#### DO THIS:
Copy every line of the following data that includes the string "chevron".

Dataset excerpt
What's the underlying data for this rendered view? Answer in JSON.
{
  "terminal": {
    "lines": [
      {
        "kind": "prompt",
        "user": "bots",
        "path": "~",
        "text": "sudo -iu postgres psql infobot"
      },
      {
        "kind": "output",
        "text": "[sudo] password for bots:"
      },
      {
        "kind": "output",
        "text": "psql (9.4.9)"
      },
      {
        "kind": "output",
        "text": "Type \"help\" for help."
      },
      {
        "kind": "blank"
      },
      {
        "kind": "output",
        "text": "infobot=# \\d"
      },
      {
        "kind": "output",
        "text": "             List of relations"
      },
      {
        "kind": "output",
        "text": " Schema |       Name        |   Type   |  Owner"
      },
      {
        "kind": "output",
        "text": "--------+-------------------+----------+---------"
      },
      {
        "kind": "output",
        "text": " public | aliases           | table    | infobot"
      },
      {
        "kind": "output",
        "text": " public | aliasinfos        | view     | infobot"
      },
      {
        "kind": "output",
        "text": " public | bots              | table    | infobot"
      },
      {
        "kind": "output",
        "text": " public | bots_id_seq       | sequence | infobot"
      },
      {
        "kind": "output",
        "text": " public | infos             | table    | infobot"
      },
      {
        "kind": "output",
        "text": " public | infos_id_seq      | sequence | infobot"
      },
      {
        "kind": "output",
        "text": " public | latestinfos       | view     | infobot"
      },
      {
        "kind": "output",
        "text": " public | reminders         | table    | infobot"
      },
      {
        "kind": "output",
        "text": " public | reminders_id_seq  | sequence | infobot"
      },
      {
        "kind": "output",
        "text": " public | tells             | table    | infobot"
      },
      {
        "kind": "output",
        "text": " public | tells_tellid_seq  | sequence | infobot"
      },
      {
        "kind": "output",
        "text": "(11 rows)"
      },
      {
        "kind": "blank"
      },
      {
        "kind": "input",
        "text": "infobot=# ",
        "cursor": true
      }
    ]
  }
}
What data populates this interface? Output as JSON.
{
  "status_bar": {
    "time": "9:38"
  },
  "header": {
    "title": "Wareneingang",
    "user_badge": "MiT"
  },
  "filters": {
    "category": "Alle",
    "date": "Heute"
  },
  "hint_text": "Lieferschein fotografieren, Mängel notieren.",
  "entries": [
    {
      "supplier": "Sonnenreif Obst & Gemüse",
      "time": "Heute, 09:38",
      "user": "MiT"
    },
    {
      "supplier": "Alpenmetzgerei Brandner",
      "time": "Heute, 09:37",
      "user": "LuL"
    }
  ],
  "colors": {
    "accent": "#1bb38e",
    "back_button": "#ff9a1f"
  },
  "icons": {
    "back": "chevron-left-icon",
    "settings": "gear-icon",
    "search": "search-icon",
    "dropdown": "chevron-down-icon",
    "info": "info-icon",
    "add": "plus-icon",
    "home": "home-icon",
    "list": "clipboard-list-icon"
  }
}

#### ANSWER TO THE TASK:
    "back": "chevron-left-icon",
    "dropdown": "chevron-down-icon",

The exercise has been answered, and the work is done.